**The request:** Print out every line, exactly as written.

**Records shown:**
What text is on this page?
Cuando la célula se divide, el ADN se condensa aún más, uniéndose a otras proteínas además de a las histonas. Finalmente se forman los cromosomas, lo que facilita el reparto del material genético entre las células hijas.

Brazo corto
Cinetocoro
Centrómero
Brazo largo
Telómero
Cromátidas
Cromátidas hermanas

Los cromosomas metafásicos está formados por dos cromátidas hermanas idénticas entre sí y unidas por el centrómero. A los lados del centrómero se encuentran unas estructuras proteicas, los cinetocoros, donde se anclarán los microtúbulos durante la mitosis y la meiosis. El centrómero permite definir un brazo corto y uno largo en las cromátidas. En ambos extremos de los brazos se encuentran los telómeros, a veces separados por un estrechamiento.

**Problem solution:**
What text is on this page?
Cuando la célula se divide, el ADN se condensa aún más, uniéndose a otras proteínas además de a las histonas. Finalmente se forman los cromosomas, lo que facilita el reparto del material genético entre las células hijas.

Brazo corto
Cinetocoro
Centrómero
Brazo largo
Telómero
Cromátidas
Cromátidas hermanas

Los cromosomas metafásicos está formados por dos cromátidas hermanas idénticas entre sí y unidas por el centrómero. A los lados del centrómero se encuentran unas estructuras proteicas, los cinetocoros, donde se anclarán los microtúbulos durante la mitosis y la meiosis. El centrómero permite definir un brazo corto y uno largo en las cromátidas. En ambos extremos de los brazos se encuentran los telómeros, a veces separados por un estrechamiento.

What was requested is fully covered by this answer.